======== DATA TO PROCESS ========

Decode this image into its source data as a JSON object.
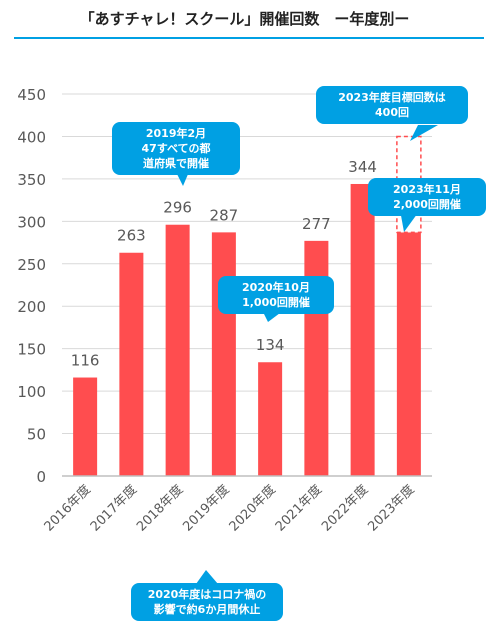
{
  "title": "「あすチャレ！スクール」開催回数　ー年度別ー",
  "colors": {
    "bar": "#ff4d4f",
    "accent": "#00a0e3",
    "axis": "#595959",
    "grid": "#d9d9d9"
  },
  "chart_data": {
    "type": "bar",
    "categories": [
      "2016年度",
      "2017年度",
      "2018年度",
      "2019年度",
      "2020年度",
      "2021年度",
      "2022年度",
      "2023年度"
    ],
    "values": [
      116,
      263,
      296,
      287,
      134,
      277,
      344,
      287
    ],
    "data_labels": [
      "116",
      "263",
      "296",
      "287",
      "134",
      "277",
      "344",
      ""
    ],
    "ylim": [
      0,
      450
    ],
    "yticks": [
      0,
      50,
      100,
      150,
      200,
      250,
      300,
      350,
      400,
      450
    ],
    "target": {
      "category": "2023年度",
      "value": 400
    },
    "grid": true,
    "annotations": [
      "2019年2月\n47すべての都\n道府県で開催",
      "2020年10月\n1,000回開催",
      "2023年度目標回数は\n400回",
      "2023年11月\n2,000回開催",
      "2020年度はコロナ禍の\n影響で約6か月間休止"
    ]
  }
}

========

## WRITTEN REQUEST
Pictures in the records above are left out; print everything else exactly as written.

## FINAL RESULT
Decode this image into its source data as a JSON object.
{
  "title": "「あすチャレ！スクール」開催回数　ー年度別ー",
  "colors": {
    "bar": "#ff4d4f",
    "accent": "#00a0e3",
    "axis": "#595959",
    "grid": "#d9d9d9"
  },
  "chart_data": {
    "type": "bar",
    "categories": [
      "2016年度",
      "2017年度",
      "2018年度",
      "2019年度",
      "2020年度",
      "2021年度",
      "2022年度",
      "2023年度"
    ],
    "values": [
      116,
      263,
      296,
      287,
      134,
      277,
      344,
      287
    ],
    "data_labels": [
      "116",
      "263",
      "296",
      "287",
      "134",
      "277",
      "344",
      ""
    ],
    "ylim": [
      0,
      450
    ],
    "yticks": [
      0,
      50,
      100,
      150,
      200,
      250,
      300,
      350,
      400,
      450
    ],
    "target": {
      "category": "2023年度",
      "value": 400
    },
    "grid": true,
    "annotations": [
      "2019年2月\n47すべての都\n道府県で開催",
      "2020年10月\n1,000回開催",
      "2023年度目標回数は\n400回",
      "2023年11月\n2,000回開催",
      "2020年度はコロナ禍の\n影響で約6か月間休止"
    ]
  }
}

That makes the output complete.